"""

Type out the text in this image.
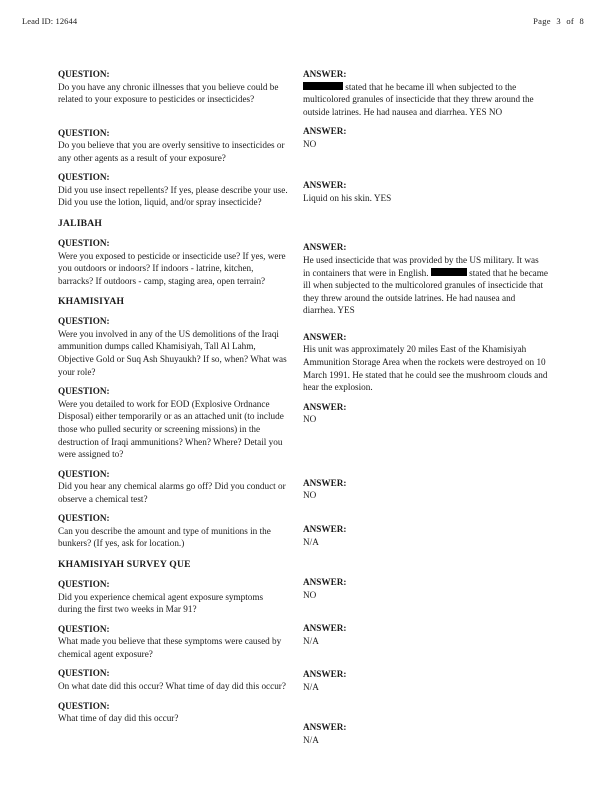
Lead ID: 12644	Page 3 of 8
QUESTION:
Do you have any chronic illnesses that you believe could be related to your exposure to pesticides or insecticides?
QUESTION:
Do you believe that you are overly sensitive to insecticides or any other agents as a result of your exposure?
QUESTION:
Did you use insect repellents? If yes, please describe your use. Did you use the lotion, liquid, and/or spray insecticide?
JALIBAH
QUESTION:
Were you exposed to pesticide or insecticide use? If yes, were you outdoors or indoors? If indoors - latrine, kitchen, barracks? If outdoors - camp, staging area, open terrain?
KHAMISIYAH
QUESTION:
Were you involved in any of the US demolitions of the Iraqi ammunition dumps called Khamisiyah, Tall Al Lahm, Objective Gold or Suq Ash Shuyaukh? If so, when? What was your role?
QUESTION:
Were you detailed to work for EOD (Explosive Ordnance Disposal) either temporarily or as an attached unit (to include those who pulled security or screening missions) in the destruction of Iraqi ammunitions? When? Where? Detail you were assigned to?
QUESTION:
Did you hear any chemical alarms go off? Did you conduct or observe a chemical test?
QUESTION:
Can you describe the amount and type of munitions in the bunkers? (If yes, ask for location.)
KHAMISIYAH SURVEY QUE
QUESTION:
Did you experience chemical agent exposure symptoms during the first two weeks in Mar 91?
QUESTION:
What made you believe that these symptoms were caused by chemical agent exposure?
QUESTION:
On what date did this occur? What time of day did this occur?
QUESTION:
What time of day did this occur?
ANSWER:
stated that he became ill when subjected to the multicolored granules of insecticide that they threw around the outside latrines. He had nausea and diarrhea. YES NO
ANSWER:
NO
ANSWER:
Liquid on his skin. YES
ANSWER:
He used insecticide that was provided by the US military. It was in containers that were in English.	stated that he became ill when subjected to the multicolored granules of insecticide that they threw around the outside latrines. He had nausea and diarrhea. YES
ANSWER:
His unit was approximately 20 miles East of the Khamisiyah Ammunition Storage Area when the rockets were destroyed on 10 March 1991. He stated that he could see the mushroom clouds and hear the explosion.
ANSWER:
NO
ANSWER:
NO
ANSWER:
N/A
ANSWER:
NO
ANSWER:
N/A
ANSWER:
N/A
ANSWER:
N/A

"""

**GIVEN REQUEST:**
Which lines contain "nausea"? Copy each of them out.

**WRITTEN SOLUTION:**
stated that he became ill when subjected to the multicolored granules of insecticide that they threw around the outside latrines. He had nausea and diarrhea. YES NO
He used insecticide that was provided by the US military. It was in containers that were in English.	stated that he became ill when subjected to the multicolored granules of insecticide that they threw around the outside latrines. He had nausea and diarrhea. YES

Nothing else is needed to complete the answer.